- [Requirements]:
Word for word, quote all of the material, omitting the pictures.

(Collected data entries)
-------------------------

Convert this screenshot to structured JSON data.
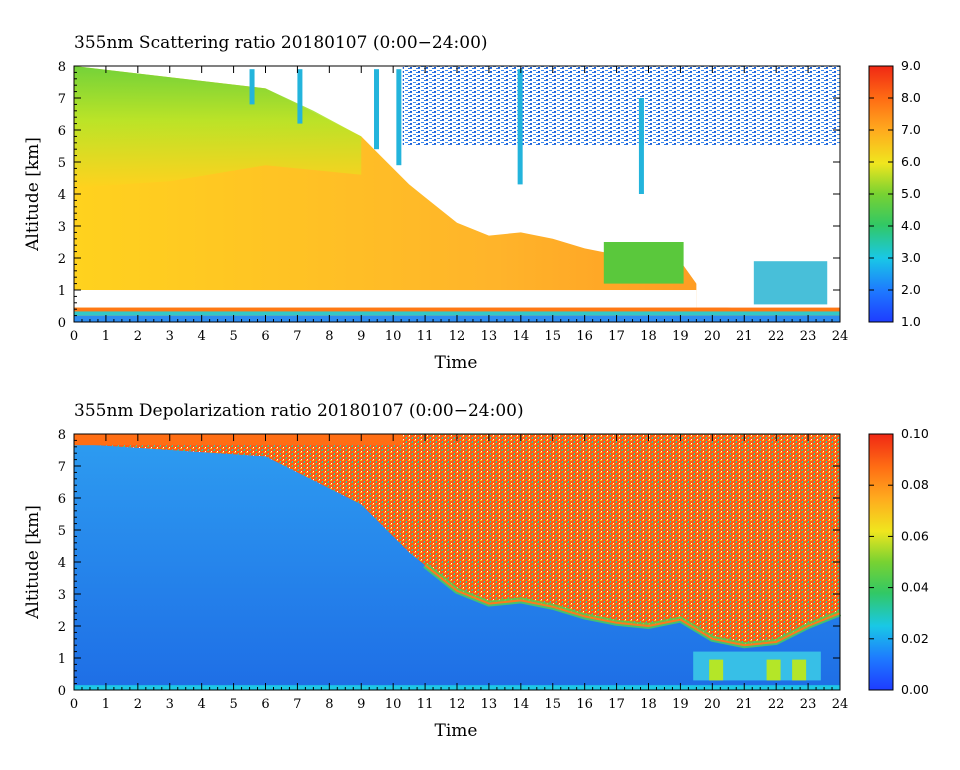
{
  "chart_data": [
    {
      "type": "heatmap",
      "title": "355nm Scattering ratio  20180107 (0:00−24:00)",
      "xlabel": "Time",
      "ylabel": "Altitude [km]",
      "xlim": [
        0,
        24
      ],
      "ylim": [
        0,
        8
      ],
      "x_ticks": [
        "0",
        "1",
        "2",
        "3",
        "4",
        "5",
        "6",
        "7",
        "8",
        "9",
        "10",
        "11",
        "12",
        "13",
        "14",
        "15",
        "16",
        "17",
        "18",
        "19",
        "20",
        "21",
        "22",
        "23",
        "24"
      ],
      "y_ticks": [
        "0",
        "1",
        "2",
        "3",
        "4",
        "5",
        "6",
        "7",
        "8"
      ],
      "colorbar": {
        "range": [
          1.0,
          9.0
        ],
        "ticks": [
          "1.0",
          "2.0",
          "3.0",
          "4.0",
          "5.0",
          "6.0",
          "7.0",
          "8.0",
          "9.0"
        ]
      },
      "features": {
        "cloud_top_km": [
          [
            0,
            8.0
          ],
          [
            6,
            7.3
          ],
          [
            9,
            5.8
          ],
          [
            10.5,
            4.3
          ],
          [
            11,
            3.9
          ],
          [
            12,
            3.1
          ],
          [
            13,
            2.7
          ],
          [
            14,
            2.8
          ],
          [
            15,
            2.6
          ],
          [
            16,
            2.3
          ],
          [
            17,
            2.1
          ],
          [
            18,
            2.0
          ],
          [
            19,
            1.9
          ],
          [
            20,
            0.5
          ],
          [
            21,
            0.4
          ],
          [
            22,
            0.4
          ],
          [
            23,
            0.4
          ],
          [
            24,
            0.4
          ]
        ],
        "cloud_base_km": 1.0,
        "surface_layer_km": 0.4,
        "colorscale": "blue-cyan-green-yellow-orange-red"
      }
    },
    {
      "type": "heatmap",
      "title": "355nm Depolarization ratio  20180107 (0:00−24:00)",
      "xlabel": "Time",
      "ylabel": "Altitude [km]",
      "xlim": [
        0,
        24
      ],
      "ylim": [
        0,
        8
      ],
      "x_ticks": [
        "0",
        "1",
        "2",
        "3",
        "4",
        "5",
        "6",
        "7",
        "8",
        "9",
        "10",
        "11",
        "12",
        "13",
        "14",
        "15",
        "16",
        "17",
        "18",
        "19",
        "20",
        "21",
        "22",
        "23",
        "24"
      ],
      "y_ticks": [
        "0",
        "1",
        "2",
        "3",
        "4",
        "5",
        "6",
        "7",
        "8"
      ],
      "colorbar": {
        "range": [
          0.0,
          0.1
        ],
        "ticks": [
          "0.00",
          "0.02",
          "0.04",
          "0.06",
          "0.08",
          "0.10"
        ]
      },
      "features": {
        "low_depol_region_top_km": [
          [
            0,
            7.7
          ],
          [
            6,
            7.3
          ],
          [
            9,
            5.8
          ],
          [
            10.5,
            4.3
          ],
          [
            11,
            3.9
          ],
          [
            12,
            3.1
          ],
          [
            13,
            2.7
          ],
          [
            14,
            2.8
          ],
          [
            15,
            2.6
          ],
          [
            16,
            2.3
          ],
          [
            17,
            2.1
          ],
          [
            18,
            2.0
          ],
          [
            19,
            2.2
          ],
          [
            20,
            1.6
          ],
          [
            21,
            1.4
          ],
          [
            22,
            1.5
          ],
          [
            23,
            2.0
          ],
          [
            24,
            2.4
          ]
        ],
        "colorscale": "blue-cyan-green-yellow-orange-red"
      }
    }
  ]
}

-------------------------

- [Task result]:
Convert this screenshot to structured JSON data.
{
  "chart_data": [
    {
      "type": "heatmap",
      "title": "355nm Scattering ratio  20180107 (0:00−24:00)",
      "xlabel": "Time",
      "ylabel": "Altitude [km]",
      "xlim": [
        0,
        24
      ],
      "ylim": [
        0,
        8
      ],
      "x_ticks": [
        "0",
        "1",
        "2",
        "3",
        "4",
        "5",
        "6",
        "7",
        "8",
        "9",
        "10",
        "11",
        "12",
        "13",
        "14",
        "15",
        "16",
        "17",
        "18",
        "19",
        "20",
        "21",
        "22",
        "23",
        "24"
      ],
      "y_ticks": [
        "0",
        "1",
        "2",
        "3",
        "4",
        "5",
        "6",
        "7",
        "8"
      ],
      "colorbar": {
        "range": [
          1.0,
          9.0
        ],
        "ticks": [
          "1.0",
          "2.0",
          "3.0",
          "4.0",
          "5.0",
          "6.0",
          "7.0",
          "8.0",
          "9.0"
        ]
      },
      "features": {
        "cloud_top_km": [
          [
            0,
            8.0
          ],
          [
            6,
            7.3
          ],
          [
            9,
            5.8
          ],
          [
            10.5,
            4.3
          ],
          [
            11,
            3.9
          ],
          [
            12,
            3.1
          ],
          [
            13,
            2.7
          ],
          [
            14,
            2.8
          ],
          [
            15,
            2.6
          ],
          [
            16,
            2.3
          ],
          [
            17,
            2.1
          ],
          [
            18,
            2.0
          ],
          [
            19,
            1.9
          ],
          [
            20,
            0.5
          ],
          [
            21,
            0.4
          ],
          [
            22,
            0.4
          ],
          [
            23,
            0.4
          ],
          [
            24,
            0.4
          ]
        ],
        "cloud_base_km": 1.0,
        "surface_layer_km": 0.4,
        "colorscale": "blue-cyan-green-yellow-orange-red"
      }
    },
    {
      "type": "heatmap",
      "title": "355nm Depolarization ratio  20180107 (0:00−24:00)",
      "xlabel": "Time",
      "ylabel": "Altitude [km]",
      "xlim": [
        0,
        24
      ],
      "ylim": [
        0,
        8
      ],
      "x_ticks": [
        "0",
        "1",
        "2",
        "3",
        "4",
        "5",
        "6",
        "7",
        "8",
        "9",
        "10",
        "11",
        "12",
        "13",
        "14",
        "15",
        "16",
        "17",
        "18",
        "19",
        "20",
        "21",
        "22",
        "23",
        "24"
      ],
      "y_ticks": [
        "0",
        "1",
        "2",
        "3",
        "4",
        "5",
        "6",
        "7",
        "8"
      ],
      "colorbar": {
        "range": [
          0.0,
          0.1
        ],
        "ticks": [
          "0.00",
          "0.02",
          "0.04",
          "0.06",
          "0.08",
          "0.10"
        ]
      },
      "features": {
        "low_depol_region_top_km": [
          [
            0,
            7.7
          ],
          [
            6,
            7.3
          ],
          [
            9,
            5.8
          ],
          [
            10.5,
            4.3
          ],
          [
            11,
            3.9
          ],
          [
            12,
            3.1
          ],
          [
            13,
            2.7
          ],
          [
            14,
            2.8
          ],
          [
            15,
            2.6
          ],
          [
            16,
            2.3
          ],
          [
            17,
            2.1
          ],
          [
            18,
            2.0
          ],
          [
            19,
            2.2
          ],
          [
            20,
            1.6
          ],
          [
            21,
            1.4
          ],
          [
            22,
            1.5
          ],
          [
            23,
            2.0
          ],
          [
            24,
            2.4
          ]
        ],
        "colorscale": "blue-cyan-green-yellow-orange-red"
      }
    }
  ]
}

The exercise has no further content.